• [Exercise directions]: Look below and pull out each line with the word "near".

# # # # #

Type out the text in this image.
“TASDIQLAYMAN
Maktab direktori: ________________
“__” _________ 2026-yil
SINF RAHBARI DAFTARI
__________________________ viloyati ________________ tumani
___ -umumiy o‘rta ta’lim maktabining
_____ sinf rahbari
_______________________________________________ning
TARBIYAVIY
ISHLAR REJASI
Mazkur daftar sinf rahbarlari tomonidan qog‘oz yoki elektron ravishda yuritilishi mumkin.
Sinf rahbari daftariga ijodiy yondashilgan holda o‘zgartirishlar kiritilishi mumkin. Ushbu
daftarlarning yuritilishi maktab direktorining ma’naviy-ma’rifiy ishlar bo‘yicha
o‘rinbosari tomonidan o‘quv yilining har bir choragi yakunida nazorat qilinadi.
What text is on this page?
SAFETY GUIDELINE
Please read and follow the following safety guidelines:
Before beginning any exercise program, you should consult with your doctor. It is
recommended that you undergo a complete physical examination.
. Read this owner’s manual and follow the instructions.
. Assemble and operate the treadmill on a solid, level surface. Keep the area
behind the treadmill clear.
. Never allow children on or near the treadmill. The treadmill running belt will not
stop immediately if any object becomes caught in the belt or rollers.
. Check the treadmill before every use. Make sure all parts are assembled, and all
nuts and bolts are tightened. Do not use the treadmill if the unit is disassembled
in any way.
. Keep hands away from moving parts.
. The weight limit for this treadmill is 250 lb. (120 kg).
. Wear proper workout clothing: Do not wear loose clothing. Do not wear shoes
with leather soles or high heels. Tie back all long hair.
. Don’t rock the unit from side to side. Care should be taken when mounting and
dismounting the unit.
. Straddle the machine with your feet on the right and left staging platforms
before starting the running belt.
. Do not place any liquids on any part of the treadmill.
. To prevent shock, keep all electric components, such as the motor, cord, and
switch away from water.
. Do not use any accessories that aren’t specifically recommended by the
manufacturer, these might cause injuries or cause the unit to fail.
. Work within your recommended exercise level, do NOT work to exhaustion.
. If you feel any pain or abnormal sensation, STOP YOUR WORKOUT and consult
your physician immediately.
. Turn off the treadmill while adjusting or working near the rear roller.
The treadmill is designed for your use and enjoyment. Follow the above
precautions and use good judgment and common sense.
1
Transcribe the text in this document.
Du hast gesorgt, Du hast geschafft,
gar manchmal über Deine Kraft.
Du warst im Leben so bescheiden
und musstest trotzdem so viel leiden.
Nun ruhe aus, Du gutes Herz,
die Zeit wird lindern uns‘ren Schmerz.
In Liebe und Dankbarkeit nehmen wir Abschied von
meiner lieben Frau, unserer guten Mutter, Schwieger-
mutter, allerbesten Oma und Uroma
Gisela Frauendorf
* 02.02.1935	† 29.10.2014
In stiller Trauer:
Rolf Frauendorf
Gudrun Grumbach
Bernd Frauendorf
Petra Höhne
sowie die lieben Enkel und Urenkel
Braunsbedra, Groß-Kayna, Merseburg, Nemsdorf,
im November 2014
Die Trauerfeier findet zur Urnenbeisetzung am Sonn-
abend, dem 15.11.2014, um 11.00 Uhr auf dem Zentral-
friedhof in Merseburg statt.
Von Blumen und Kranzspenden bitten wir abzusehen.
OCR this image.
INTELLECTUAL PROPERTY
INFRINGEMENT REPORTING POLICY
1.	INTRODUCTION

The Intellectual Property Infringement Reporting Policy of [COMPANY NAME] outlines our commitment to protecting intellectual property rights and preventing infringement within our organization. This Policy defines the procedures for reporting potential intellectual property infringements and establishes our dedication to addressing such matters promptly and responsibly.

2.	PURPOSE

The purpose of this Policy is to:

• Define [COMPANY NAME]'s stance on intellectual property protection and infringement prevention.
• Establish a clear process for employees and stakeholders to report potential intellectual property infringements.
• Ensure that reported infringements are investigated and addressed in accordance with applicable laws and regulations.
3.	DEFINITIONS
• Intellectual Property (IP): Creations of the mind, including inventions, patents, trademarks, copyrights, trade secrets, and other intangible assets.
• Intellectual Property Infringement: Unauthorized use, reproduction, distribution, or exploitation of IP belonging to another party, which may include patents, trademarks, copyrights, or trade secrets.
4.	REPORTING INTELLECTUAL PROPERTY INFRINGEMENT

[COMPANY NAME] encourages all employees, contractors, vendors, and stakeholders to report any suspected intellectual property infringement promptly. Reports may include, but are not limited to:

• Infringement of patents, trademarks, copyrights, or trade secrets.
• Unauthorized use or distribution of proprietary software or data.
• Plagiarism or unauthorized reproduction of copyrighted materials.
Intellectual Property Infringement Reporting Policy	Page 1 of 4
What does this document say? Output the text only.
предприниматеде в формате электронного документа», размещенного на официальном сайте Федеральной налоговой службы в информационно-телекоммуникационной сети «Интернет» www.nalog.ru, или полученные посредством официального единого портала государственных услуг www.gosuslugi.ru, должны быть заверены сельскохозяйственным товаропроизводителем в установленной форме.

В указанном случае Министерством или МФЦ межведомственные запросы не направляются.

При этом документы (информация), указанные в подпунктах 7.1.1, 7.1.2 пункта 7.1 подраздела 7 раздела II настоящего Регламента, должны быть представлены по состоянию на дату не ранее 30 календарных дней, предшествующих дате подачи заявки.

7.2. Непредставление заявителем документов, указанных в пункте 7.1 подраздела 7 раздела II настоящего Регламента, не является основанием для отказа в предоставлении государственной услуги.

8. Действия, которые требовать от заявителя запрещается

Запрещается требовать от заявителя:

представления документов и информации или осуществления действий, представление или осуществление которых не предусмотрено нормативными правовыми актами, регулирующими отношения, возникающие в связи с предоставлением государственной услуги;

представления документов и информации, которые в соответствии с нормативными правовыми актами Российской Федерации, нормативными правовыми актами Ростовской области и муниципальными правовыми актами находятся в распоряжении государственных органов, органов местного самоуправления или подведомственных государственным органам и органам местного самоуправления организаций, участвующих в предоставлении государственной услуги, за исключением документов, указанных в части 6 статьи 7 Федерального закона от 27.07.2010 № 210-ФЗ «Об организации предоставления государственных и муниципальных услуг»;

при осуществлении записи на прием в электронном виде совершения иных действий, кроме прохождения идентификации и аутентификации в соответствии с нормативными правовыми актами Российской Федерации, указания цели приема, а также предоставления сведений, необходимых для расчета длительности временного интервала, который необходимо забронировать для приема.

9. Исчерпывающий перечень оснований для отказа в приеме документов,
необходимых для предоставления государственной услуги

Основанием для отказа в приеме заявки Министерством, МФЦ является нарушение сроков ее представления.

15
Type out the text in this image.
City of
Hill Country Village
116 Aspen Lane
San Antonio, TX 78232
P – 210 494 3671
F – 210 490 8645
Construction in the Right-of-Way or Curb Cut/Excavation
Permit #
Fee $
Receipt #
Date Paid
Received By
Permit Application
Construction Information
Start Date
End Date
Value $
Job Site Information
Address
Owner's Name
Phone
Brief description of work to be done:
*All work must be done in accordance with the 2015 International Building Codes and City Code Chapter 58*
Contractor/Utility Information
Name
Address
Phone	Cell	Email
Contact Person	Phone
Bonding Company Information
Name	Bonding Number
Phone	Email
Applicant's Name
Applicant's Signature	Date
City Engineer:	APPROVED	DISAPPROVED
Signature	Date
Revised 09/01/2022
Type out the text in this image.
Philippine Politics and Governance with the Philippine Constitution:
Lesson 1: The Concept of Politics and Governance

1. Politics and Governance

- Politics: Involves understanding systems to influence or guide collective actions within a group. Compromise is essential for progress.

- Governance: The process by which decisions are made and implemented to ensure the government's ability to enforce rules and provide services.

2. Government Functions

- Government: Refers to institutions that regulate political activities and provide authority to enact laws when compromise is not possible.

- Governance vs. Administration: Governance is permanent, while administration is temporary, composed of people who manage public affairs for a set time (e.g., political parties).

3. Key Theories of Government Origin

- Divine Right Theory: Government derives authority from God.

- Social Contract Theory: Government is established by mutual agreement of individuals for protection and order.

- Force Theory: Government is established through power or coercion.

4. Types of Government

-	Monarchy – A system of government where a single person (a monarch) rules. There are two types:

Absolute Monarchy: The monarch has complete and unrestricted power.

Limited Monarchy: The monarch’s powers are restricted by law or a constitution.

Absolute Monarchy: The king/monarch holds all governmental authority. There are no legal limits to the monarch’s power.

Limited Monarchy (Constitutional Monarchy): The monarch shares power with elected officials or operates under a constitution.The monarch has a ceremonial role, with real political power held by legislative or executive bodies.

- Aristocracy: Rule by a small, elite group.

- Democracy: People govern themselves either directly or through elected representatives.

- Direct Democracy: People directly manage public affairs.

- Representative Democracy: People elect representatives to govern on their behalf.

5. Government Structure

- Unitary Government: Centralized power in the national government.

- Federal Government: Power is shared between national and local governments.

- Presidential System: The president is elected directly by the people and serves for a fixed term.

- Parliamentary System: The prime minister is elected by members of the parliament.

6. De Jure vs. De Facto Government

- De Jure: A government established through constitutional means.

# # # # #

• [Result for this task]:
. Never allow children on or near the treadmill. The treadmill running belt will not
. Turn off the treadmill while adjusting or working near the rear roller.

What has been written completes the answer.